Your task: Print, exactly and completely, every entry in the data.

Supplied data:

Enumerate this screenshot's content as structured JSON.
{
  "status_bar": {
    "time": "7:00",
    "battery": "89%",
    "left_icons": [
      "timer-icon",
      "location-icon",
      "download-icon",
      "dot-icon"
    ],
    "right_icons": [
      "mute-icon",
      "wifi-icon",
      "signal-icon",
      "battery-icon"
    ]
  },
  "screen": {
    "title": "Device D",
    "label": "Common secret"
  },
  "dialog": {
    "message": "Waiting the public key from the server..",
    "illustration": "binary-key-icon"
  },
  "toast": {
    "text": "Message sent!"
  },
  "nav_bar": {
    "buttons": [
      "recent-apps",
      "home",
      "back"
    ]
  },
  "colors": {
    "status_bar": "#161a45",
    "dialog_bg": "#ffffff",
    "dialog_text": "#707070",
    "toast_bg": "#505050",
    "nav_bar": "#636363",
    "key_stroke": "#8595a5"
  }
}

Written solution:
Enumerate this screenshot's content as structured JSON.
{
  "status_bar": {
    "time": "7:00",
    "battery": "89%",
    "left_icons": [
      "timer-icon",
      "location-icon",
      "download-icon",
      "dot-icon"
    ],
    "right_icons": [
      "mute-icon",
      "wifi-icon",
      "signal-icon",
      "battery-icon"
    ]
  },
  "screen": {
    "title": "Device D",
    "label": "Common secret"
  },
  "dialog": {
    "message": "Waiting the public key from the server..",
    "illustration": "binary-key-icon"
  },
  "toast": {
    "text": "Message sent!"
  },
  "nav_bar": {
    "buttons": [
      "recent-apps",
      "home",
      "back"
    ]
  },
  "colors": {
    "status_bar": "#161a45",
    "dialog_bg": "#ffffff",
    "dialog_text": "#707070",
    "toast_bg": "#505050",
    "nav_bar": "#636363",
    "key_stroke": "#8595a5"
  }
}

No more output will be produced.